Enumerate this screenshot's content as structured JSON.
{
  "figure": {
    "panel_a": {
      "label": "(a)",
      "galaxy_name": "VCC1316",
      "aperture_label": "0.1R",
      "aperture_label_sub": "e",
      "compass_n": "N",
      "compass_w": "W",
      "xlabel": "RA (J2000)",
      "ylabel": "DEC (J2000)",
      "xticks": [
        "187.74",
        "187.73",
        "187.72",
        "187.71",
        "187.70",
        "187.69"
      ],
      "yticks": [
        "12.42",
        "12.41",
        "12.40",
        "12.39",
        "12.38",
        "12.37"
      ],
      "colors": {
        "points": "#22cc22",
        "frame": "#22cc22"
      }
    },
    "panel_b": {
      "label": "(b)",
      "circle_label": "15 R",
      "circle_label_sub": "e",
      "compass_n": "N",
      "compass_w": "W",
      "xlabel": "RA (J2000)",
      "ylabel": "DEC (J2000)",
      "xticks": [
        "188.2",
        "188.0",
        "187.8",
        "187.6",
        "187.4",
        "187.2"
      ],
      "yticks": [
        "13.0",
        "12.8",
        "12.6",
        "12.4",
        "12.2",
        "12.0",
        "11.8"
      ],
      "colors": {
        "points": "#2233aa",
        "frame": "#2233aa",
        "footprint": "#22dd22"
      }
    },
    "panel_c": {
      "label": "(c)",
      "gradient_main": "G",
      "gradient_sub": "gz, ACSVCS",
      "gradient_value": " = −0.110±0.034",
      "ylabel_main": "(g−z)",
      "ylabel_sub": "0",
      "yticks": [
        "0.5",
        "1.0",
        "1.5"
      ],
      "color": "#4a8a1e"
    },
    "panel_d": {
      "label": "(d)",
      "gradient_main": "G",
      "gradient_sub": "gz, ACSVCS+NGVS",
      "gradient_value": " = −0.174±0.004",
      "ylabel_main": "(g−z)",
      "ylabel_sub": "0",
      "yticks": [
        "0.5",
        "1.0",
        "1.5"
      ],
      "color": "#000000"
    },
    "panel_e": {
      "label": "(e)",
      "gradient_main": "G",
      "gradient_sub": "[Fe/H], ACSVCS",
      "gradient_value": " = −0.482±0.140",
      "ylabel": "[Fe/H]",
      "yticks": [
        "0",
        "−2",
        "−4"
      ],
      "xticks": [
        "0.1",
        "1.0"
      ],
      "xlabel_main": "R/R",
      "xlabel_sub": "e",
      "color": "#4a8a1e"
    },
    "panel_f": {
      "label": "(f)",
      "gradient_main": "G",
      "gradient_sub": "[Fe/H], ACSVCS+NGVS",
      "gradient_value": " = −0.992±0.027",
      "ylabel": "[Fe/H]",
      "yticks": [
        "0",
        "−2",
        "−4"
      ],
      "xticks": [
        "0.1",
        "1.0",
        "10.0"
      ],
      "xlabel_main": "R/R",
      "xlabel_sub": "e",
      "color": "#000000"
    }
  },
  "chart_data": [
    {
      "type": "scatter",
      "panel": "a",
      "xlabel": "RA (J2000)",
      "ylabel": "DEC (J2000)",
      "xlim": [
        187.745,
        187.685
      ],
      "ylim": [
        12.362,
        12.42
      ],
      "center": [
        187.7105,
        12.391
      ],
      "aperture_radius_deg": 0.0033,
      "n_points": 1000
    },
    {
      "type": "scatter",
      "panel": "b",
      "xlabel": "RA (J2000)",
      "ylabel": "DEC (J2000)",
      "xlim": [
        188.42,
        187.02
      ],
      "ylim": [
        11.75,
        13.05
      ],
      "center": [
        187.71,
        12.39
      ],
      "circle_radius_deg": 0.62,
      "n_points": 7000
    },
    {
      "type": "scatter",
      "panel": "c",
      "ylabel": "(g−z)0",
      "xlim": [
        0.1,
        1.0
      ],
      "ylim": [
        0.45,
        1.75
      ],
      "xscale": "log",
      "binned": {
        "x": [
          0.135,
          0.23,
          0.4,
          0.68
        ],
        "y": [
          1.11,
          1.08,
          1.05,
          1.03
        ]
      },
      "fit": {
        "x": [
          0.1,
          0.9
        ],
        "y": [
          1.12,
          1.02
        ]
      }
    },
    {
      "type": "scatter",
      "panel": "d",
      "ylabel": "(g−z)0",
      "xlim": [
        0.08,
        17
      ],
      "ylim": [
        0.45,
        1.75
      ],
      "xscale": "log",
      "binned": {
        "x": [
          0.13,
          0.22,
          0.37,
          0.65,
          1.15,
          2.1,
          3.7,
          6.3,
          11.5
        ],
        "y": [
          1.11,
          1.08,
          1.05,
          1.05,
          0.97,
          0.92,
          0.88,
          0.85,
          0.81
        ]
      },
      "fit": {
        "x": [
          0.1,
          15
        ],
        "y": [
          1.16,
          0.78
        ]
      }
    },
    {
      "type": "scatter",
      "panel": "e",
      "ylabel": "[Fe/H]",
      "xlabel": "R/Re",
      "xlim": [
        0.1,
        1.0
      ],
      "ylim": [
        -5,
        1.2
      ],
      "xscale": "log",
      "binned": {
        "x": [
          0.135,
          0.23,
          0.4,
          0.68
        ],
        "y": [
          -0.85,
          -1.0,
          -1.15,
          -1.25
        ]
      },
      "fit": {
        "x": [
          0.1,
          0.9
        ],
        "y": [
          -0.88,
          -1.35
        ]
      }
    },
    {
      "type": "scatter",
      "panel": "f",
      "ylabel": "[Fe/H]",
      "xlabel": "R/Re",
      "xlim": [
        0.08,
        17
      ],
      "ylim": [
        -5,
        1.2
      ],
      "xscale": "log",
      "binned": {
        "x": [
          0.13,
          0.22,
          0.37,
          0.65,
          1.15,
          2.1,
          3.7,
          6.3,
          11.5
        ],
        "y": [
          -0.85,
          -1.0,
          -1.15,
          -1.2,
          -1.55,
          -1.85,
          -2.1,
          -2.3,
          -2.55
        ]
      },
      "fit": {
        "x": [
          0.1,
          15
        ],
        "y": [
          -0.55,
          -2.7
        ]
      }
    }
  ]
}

*TASK TO COMPLETE*:
Copy all data exactly, start to finish.

*IN RESPONSE*:
Enumerate this screenshot's content as structured JSON.
{
  "figure": {
    "panel_a": {
      "label": "(a)",
      "galaxy_name": "VCC1316",
      "aperture_label": "0.1R",
      "aperture_label_sub": "e",
      "compass_n": "N",
      "compass_w": "W",
      "xlabel": "RA (J2000)",
      "ylabel": "DEC (J2000)",
      "xticks": [
        "187.74",
        "187.73",
        "187.72",
        "187.71",
        "187.70",
        "187.69"
      ],
      "yticks": [
        "12.42",
        "12.41",
        "12.40",
        "12.39",
        "12.38",
        "12.37"
      ],
      "colors": {
        "points": "#22cc22",
        "frame": "#22cc22"
      }
    },
    "panel_b": {
      "label": "(b)",
      "circle_label": "15 R",
      "circle_label_sub": "e",
      "compass_n": "N",
      "compass_w": "W",
      "xlabel": "RA (J2000)",
      "ylabel": "DEC (J2000)",
      "xticks": [
        "188.2",
        "188.0",
        "187.8",
        "187.6",
        "187.4",
        "187.2"
      ],
      "yticks": [
        "13.0",
        "12.8",
        "12.6",
        "12.4",
        "12.2",
        "12.0",
        "11.8"
      ],
      "colors": {
        "points": "#2233aa",
        "frame": "#2233aa",
        "footprint": "#22dd22"
      }
    },
    "panel_c": {
      "label": "(c)",
      "gradient_main": "G",
      "gradient_sub": "gz, ACSVCS",
      "gradient_value": " = −0.110±0.034",
      "ylabel_main": "(g−z)",
      "ylabel_sub": "0",
      "yticks": [
        "0.5",
        "1.0",
        "1.5"
      ],
      "color": "#4a8a1e"
    },
    "panel_d": {
      "label": "(d)",
      "gradient_main": "G",
      "gradient_sub": "gz, ACSVCS+NGVS",
      "gradient_value": " = −0.174±0.004",
      "ylabel_main": "(g−z)",
      "ylabel_sub": "0",
      "yticks": [
        "0.5",
        "1.0",
        "1.5"
      ],
      "color": "#000000"
    },
    "panel_e": {
      "label": "(e)",
      "gradient_main": "G",
      "gradient_sub": "[Fe/H], ACSVCS",
      "gradient_value": " = −0.482±0.140",
      "ylabel": "[Fe/H]",
      "yticks": [
        "0",
        "−2",
        "−4"
      ],
      "xticks": [
        "0.1",
        "1.0"
      ],
      "xlabel_main": "R/R",
      "xlabel_sub": "e",
      "color": "#4a8a1e"
    },
    "panel_f": {
      "label": "(f)",
      "gradient_main": "G",
      "gradient_sub": "[Fe/H], ACSVCS+NGVS",
      "gradient_value": " = −0.992±0.027",
      "ylabel": "[Fe/H]",
      "yticks": [
        "0",
        "−2",
        "−4"
      ],
      "xticks": [
        "0.1",
        "1.0",
        "10.0"
      ],
      "xlabel_main": "R/R",
      "xlabel_sub": "e",
      "color": "#000000"
    }
  },
  "chart_data": [
    {
      "type": "scatter",
      "panel": "a",
      "xlabel": "RA (J2000)",
      "ylabel": "DEC (J2000)",
      "xlim": [
        187.745,
        187.685
      ],
      "ylim": [
        12.362,
        12.42
      ],
      "center": [
        187.7105,
        12.391
      ],
      "aperture_radius_deg": 0.0033,
      "n_points": 1000
    },
    {
      "type": "scatter",
      "panel": "b",
      "xlabel": "RA (J2000)",
      "ylabel": "DEC (J2000)",
      "xlim": [
        188.42,
        187.02
      ],
      "ylim": [
        11.75,
        13.05
      ],
      "center": [
        187.71,
        12.39
      ],
      "circle_radius_deg": 0.62,
      "n_points": 7000
    },
    {
      "type": "scatter",
      "panel": "c",
      "ylabel": "(g−z)0",
      "xlim": [
        0.1,
        1.0
      ],
      "ylim": [
        0.45,
        1.75
      ],
      "xscale": "log",
      "binned": {
        "x": [
          0.135,
          0.23,
          0.4,
          0.68
        ],
        "y": [
          1.11,
          1.08,
          1.05,
          1.03
        ]
      },
      "fit": {
        "x": [
          0.1,
          0.9
        ],
        "y": [
          1.12,
          1.02
        ]
      }
    },
    {
      "type": "scatter",
      "panel": "d",
      "ylabel": "(g−z)0",
      "xlim": [
        0.08,
        17
      ],
      "ylim": [
        0.45,
        1.75
      ],
      "xscale": "log",
      "binned": {
        "x": [
          0.13,
          0.22,
          0.37,
          0.65,
          1.15,
          2.1,
          3.7,
          6.3,
          11.5
        ],
        "y": [
          1.11,
          1.08,
          1.05,
          1.05,
          0.97,
          0.92,
          0.88,
          0.85,
          0.81
        ]
      },
      "fit": {
        "x": [
          0.1,
          15
        ],
        "y": [
          1.16,
          0.78
        ]
      }
    },
    {
      "type": "scatter",
      "panel": "e",
      "ylabel": "[Fe/H]",
      "xlabel": "R/Re",
      "xlim": [
        0.1,
        1.0
      ],
      "ylim": [
        -5,
        1.2
      ],
      "xscale": "log",
      "binned": {
        "x": [
          0.135,
          0.23,
          0.4,
          0.68
        ],
        "y": [
          -0.85,
          -1.0,
          -1.15,
          -1.25
        ]
      },
      "fit": {
        "x": [
          0.1,
          0.9
        ],
        "y": [
          -0.88,
          -1.35
        ]
      }
    },
    {
      "type": "scatter",
      "panel": "f",
      "ylabel": "[Fe/H]",
      "xlabel": "R/Re",
      "xlim": [
        0.08,
        17
      ],
      "ylim": [
        -5,
        1.2
      ],
      "xscale": "log",
      "binned": {
        "x": [
          0.13,
          0.22,
          0.37,
          0.65,
          1.15,
          2.1,
          3.7,
          6.3,
          11.5
        ],
        "y": [
          -0.85,
          -1.0,
          -1.15,
          -1.2,
          -1.55,
          -1.85,
          -2.1,
          -2.3,
          -2.55
        ]
      },
      "fit": {
        "x": [
          0.1,
          15
        ],
        "y": [
          -0.55,
          -2.7
        ]
      }
    }
  ]
}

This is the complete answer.